— Start of EXCERPTED RECORDS —
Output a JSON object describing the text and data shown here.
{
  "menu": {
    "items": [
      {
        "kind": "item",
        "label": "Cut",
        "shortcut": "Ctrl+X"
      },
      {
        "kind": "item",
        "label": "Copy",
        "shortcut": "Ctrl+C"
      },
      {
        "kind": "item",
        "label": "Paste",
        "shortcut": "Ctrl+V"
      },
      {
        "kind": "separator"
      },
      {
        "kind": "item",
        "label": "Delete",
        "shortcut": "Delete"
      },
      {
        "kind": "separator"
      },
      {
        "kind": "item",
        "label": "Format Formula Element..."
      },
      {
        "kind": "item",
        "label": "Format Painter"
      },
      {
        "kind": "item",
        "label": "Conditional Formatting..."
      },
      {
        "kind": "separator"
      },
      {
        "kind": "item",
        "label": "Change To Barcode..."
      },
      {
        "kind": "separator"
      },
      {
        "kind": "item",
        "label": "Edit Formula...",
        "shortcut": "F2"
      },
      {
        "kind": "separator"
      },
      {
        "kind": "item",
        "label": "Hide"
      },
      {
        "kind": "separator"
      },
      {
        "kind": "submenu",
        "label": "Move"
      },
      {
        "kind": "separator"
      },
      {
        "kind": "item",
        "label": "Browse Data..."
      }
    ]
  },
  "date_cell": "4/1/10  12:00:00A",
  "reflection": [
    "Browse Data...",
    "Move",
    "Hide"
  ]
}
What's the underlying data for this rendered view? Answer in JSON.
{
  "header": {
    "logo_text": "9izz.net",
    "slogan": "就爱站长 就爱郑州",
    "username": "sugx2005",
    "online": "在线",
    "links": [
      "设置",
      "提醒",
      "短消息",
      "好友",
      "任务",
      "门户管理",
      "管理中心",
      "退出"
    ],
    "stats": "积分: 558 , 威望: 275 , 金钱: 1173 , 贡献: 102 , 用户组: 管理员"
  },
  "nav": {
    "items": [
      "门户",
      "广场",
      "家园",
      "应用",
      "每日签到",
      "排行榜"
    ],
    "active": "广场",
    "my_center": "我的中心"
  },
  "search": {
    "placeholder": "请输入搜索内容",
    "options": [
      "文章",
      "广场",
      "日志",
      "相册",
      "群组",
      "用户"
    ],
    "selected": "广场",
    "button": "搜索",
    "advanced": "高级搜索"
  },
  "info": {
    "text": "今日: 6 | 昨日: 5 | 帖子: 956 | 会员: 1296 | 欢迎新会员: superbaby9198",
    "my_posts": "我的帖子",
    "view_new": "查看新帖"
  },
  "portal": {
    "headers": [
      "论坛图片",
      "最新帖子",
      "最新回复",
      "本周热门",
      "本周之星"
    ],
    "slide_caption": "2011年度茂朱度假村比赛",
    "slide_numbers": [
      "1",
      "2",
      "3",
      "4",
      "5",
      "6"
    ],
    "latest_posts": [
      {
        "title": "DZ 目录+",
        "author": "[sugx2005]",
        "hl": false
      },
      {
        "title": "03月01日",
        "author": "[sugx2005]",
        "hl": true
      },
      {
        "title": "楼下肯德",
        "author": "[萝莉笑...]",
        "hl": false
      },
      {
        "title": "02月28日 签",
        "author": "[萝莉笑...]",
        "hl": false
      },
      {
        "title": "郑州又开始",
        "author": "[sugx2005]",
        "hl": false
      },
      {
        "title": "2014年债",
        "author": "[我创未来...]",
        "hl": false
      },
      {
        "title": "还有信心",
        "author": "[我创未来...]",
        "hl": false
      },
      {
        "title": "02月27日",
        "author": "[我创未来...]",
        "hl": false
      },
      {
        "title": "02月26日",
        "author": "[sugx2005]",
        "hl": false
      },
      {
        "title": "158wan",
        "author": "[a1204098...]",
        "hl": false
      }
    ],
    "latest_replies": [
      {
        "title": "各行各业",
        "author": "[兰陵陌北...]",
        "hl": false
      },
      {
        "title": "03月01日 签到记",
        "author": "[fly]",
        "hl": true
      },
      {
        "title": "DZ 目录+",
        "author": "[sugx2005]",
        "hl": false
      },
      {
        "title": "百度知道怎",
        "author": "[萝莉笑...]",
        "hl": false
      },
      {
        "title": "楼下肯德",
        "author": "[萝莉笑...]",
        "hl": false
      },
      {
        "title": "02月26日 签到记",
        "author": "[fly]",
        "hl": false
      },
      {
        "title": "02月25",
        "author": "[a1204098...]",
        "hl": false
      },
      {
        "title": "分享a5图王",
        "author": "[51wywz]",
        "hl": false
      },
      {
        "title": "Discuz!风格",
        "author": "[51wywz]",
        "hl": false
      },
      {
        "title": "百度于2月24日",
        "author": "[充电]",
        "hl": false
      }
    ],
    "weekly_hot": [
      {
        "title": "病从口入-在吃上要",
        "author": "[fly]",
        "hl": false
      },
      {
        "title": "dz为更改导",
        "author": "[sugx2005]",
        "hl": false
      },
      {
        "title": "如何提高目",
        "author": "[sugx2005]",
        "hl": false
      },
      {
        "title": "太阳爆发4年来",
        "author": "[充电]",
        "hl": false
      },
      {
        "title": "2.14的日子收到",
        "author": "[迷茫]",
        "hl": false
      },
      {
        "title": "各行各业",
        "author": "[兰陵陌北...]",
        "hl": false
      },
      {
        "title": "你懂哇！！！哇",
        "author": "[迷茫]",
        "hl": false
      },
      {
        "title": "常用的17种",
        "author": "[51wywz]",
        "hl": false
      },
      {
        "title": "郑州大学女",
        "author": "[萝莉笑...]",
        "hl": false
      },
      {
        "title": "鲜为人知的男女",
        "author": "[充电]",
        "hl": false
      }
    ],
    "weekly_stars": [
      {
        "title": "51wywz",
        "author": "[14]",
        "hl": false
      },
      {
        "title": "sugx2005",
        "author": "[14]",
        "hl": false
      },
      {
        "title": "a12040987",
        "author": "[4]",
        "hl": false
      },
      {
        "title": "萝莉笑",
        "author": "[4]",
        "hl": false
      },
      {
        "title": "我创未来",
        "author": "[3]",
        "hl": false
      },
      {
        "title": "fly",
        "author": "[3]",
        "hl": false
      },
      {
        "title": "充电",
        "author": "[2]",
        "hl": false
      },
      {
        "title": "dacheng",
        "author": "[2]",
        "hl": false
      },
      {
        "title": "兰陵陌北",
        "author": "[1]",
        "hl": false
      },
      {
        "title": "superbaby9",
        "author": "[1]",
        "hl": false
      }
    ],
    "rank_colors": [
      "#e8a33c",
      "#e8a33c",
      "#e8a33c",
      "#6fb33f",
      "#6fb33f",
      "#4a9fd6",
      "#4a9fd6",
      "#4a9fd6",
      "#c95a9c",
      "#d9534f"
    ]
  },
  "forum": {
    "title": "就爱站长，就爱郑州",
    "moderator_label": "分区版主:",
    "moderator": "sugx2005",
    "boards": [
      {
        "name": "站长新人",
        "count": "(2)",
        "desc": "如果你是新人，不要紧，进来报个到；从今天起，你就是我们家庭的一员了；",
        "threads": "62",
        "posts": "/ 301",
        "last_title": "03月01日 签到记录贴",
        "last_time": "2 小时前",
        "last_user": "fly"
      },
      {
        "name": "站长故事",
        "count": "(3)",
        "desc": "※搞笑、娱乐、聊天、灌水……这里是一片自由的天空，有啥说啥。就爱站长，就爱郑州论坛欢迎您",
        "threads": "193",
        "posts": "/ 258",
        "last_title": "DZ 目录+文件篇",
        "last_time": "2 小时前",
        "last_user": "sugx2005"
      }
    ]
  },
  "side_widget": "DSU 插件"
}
— End of EXCERPTED RECORDS —
_AIM_
Exactly reproduce all of the entries.

_RESPONSE_
Output a JSON object describing the text and data shown here.
{
  "menu": {
    "items": [
      {
        "kind": "item",
        "label": "Cut",
        "shortcut": "Ctrl+X"
      },
      {
        "kind": "item",
        "label": "Copy",
        "shortcut": "Ctrl+C"
      },
      {
        "kind": "item",
        "label": "Paste",
        "shortcut": "Ctrl+V"
      },
      {
        "kind": "separator"
      },
      {
        "kind": "item",
        "label": "Delete",
        "shortcut": "Delete"
      },
      {
        "kind": "separator"
      },
      {
        "kind": "item",
        "label": "Format Formula Element..."
      },
      {
        "kind": "item",
        "label": "Format Painter"
      },
      {
        "kind": "item",
        "label": "Conditional Formatting..."
      },
      {
        "kind": "separator"
      },
      {
        "kind": "item",
        "label": "Change To Barcode..."
      },
      {
        "kind": "separator"
      },
      {
        "kind": "item",
        "label": "Edit Formula...",
        "shortcut": "F2"
      },
      {
        "kind": "separator"
      },
      {
        "kind": "item",
        "label": "Hide"
      },
      {
        "kind": "separator"
      },
      {
        "kind": "submenu",
        "label": "Move"
      },
      {
        "kind": "separator"
      },
      {
        "kind": "item",
        "label": "Browse Data..."
      }
    ]
  },
  "date_cell": "4/1/10  12:00:00A",
  "reflection": [
    "Browse Data...",
    "Move",
    "Hide"
  ]
}
What's the underlying data for this rendered view? Answer in JSON.
{
  "header": {
    "logo_text": "9izz.net",
    "slogan": "就爱站长 就爱郑州",
    "username": "sugx2005",
    "online": "在线",
    "links": [
      "设置",
      "提醒",
      "短消息",
      "好友",
      "任务",
      "门户管理",
      "管理中心",
      "退出"
    ],
    "stats": "积分: 558 , 威望: 275 , 金钱: 1173 , 贡献: 102 , 用户组: 管理员"
  },
  "nav": {
    "items": [
      "门户",
      "广场",
      "家园",
      "应用",
      "每日签到",
      "排行榜"
    ],
    "active": "广场",
    "my_center": "我的中心"
  },
  "search": {
    "placeholder": "请输入搜索内容",
    "options": [
      "文章",
      "广场",
      "日志",
      "相册",
      "群组",
      "用户"
    ],
    "selected": "广场",
    "button": "搜索",
    "advanced": "高级搜索"
  },
  "info": {
    "text": "今日: 6 | 昨日: 5 | 帖子: 956 | 会员: 1296 | 欢迎新会员: superbaby9198",
    "my_posts": "我的帖子",
    "view_new": "查看新帖"
  },
  "portal": {
    "headers": [
      "论坛图片",
      "最新帖子",
      "最新回复",
      "本周热门",
      "本周之星"
    ],
    "slide_caption": "2011年度茂朱度假村比赛",
    "slide_numbers": [
      "1",
      "2",
      "3",
      "4",
      "5",
      "6"
    ],
    "latest_posts": [
      {
        "title": "DZ 目录+",
        "author": "[sugx2005]",
        "hl": false
      },
      {
        "title": "03月01日",
        "author": "[sugx2005]",
        "hl": true
      },
      {
        "title": "楼下肯德",
        "author": "[萝莉笑...]",
        "hl": false
      },
      {
        "title": "02月28日 签",
        "author": "[萝莉笑...]",
        "hl": false
      },
      {
        "title": "郑州又开始",
        "author": "[sugx2005]",
        "hl": false
      },
      {
        "title": "2014年债",
        "author": "[我创未来...]",
        "hl": false
      },
      {
        "title": "还有信心",
        "author": "[我创未来...]",
        "hl": false
      },
      {
        "title": "02月27日",
        "author": "[我创未来...]",
        "hl": false
      },
      {
        "title": "02月26日",
        "author": "[sugx2005]",
        "hl": false
      },
      {
        "title": "158wan",
        "author": "[a1204098...]",
        "hl": false
      }
    ],
    "latest_replies": [
      {
        "title": "各行各业",
        "author": "[兰陵陌北...]",
        "hl": false
      },
      {
        "title": "03月01日 签到记",
        "author": "[fly]",
        "hl": true
      },
      {
        "title": "DZ 目录+",
        "author": "[sugx2005]",
        "hl": false
      },
      {
        "title": "百度知道怎",
        "author": "[萝莉笑...]",
        "hl": false
      },
      {
        "title": "楼下肯德",
        "author": "[萝莉笑...]",
        "hl": false
      },
      {
        "title": "02月26日 签到记",
        "author": "[fly]",
        "hl": false
      },
      {
        "title": "02月25",
        "author": "[a1204098...]",
        "hl": false
      },
      {
        "title": "分享a5图王",
        "author": "[51wywz]",
        "hl": false
      },
      {
        "title": "Discuz!风格",
        "author": "[51wywz]",
        "hl": false
      },
      {
        "title": "百度于2月24日",
        "author": "[充电]",
        "hl": false
      }
    ],
    "weekly_hot": [
      {
        "title": "病从口入-在吃上要",
        "author": "[fly]",
        "hl": false
      },
      {
        "title": "dz为更改导",
        "author": "[sugx2005]",
        "hl": false
      },
      {
        "title": "如何提高目",
        "author": "[sugx2005]",
        "hl": false
      },
      {
        "title": "太阳爆发4年来",
        "author": "[充电]",
        "hl": false
      },
      {
        "title": "2.14的日子收到",
        "author": "[迷茫]",
        "hl": false
      },
      {
        "title": "各行各业",
        "author": "[兰陵陌北...]",
        "hl": false
      },
      {
        "title": "你懂哇！！！哇",
        "author": "[迷茫]",
        "hl": false
      },
      {
        "title": "常用的17种",
        "author": "[51wywz]",
        "hl": false
      },
      {
        "title": "郑州大学女",
        "author": "[萝莉笑...]",
        "hl": false
      },
      {
        "title": "鲜为人知的男女",
        "author": "[充电]",
        "hl": false
      }
    ],
    "weekly_stars": [
      {
        "title": "51wywz",
        "author": "[14]",
        "hl": false
      },
      {
        "title": "sugx2005",
        "author": "[14]",
        "hl": false
      },
      {
        "title": "a12040987",
        "author": "[4]",
        "hl": false
      },
      {
        "title": "萝莉笑",
        "author": "[4]",
        "hl": false
      },
      {
        "title": "我创未来",
        "author": "[3]",
        "hl": false
      },
      {
        "title": "fly",
        "author": "[3]",
        "hl": false
      },
      {
        "title": "充电",
        "author": "[2]",
        "hl": false
      },
      {
        "title": "dacheng",
        "author": "[2]",
        "hl": false
      },
      {
        "title": "兰陵陌北",
        "author": "[1]",
        "hl": false
      },
      {
        "title": "superbaby9",
        "author": "[1]",
        "hl": false
      }
    ],
    "rank_colors": [
      "#e8a33c",
      "#e8a33c",
      "#e8a33c",
      "#6fb33f",
      "#6fb33f",
      "#4a9fd6",
      "#4a9fd6",
      "#4a9fd6",
      "#c95a9c",
      "#d9534f"
    ]
  },
  "forum": {
    "title": "就爱站长，就爱郑州",
    "moderator_label": "分区版主:",
    "moderator": "sugx2005",
    "boards": [
      {
        "name": "站长新人",
        "count": "(2)",
        "desc": "如果你是新人，不要紧，进来报个到；从今天起，你就是我们家庭的一员了；",
        "threads": "62",
        "posts": "/ 301",
        "last_title": "03月01日 签到记录贴",
        "last_time": "2 小时前",
        "last_user": "fly"
      },
      {
        "name": "站长故事",
        "count": "(3)",
        "desc": "※搞笑、娱乐、聊天、灌水……这里是一片自由的天空，有啥说啥。就爱站长，就爱郑州论坛欢迎您",
        "threads": "193",
        "posts": "/ 258",
        "last_title": "DZ 目录+文件篇",
        "last_time": "2 小时前",
        "last_user": "sugx2005"
      }
    ]
  },
  "side_widget": "DSU 插件"
}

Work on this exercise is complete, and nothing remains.